═══ Material ═══

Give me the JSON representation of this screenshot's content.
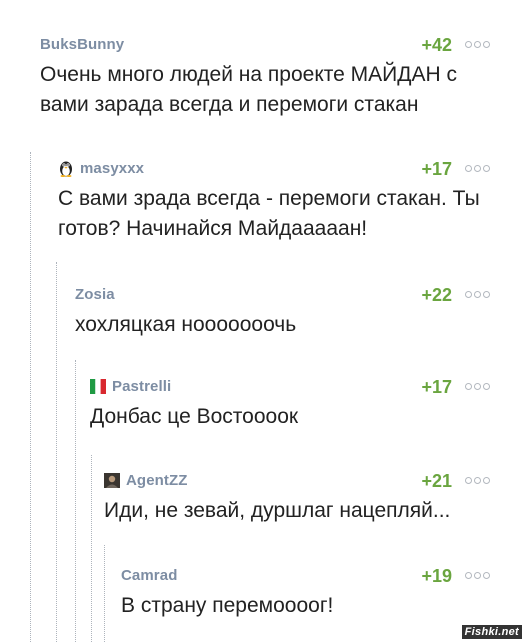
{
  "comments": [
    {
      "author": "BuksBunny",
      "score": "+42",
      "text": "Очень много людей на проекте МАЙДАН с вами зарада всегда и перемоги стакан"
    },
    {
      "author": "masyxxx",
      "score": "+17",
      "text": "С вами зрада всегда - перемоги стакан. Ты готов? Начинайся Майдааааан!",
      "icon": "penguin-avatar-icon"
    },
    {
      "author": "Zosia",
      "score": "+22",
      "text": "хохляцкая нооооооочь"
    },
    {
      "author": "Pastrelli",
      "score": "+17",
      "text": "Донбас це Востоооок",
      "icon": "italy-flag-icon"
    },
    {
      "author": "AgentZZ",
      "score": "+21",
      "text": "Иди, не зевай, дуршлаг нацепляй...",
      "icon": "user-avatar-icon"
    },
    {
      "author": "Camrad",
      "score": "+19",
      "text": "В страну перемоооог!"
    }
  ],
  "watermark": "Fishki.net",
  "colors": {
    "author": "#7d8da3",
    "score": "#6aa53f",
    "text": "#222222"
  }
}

═══

What you are asked to do
Isolate the lines above that contain the word "score" and copy them.

The result
      "score": "+42",
      "score": "+17",
      "score": "+22",
      "score": "+17",
      "score": "+21",
      "score": "+19",
    "score": "#6aa53f",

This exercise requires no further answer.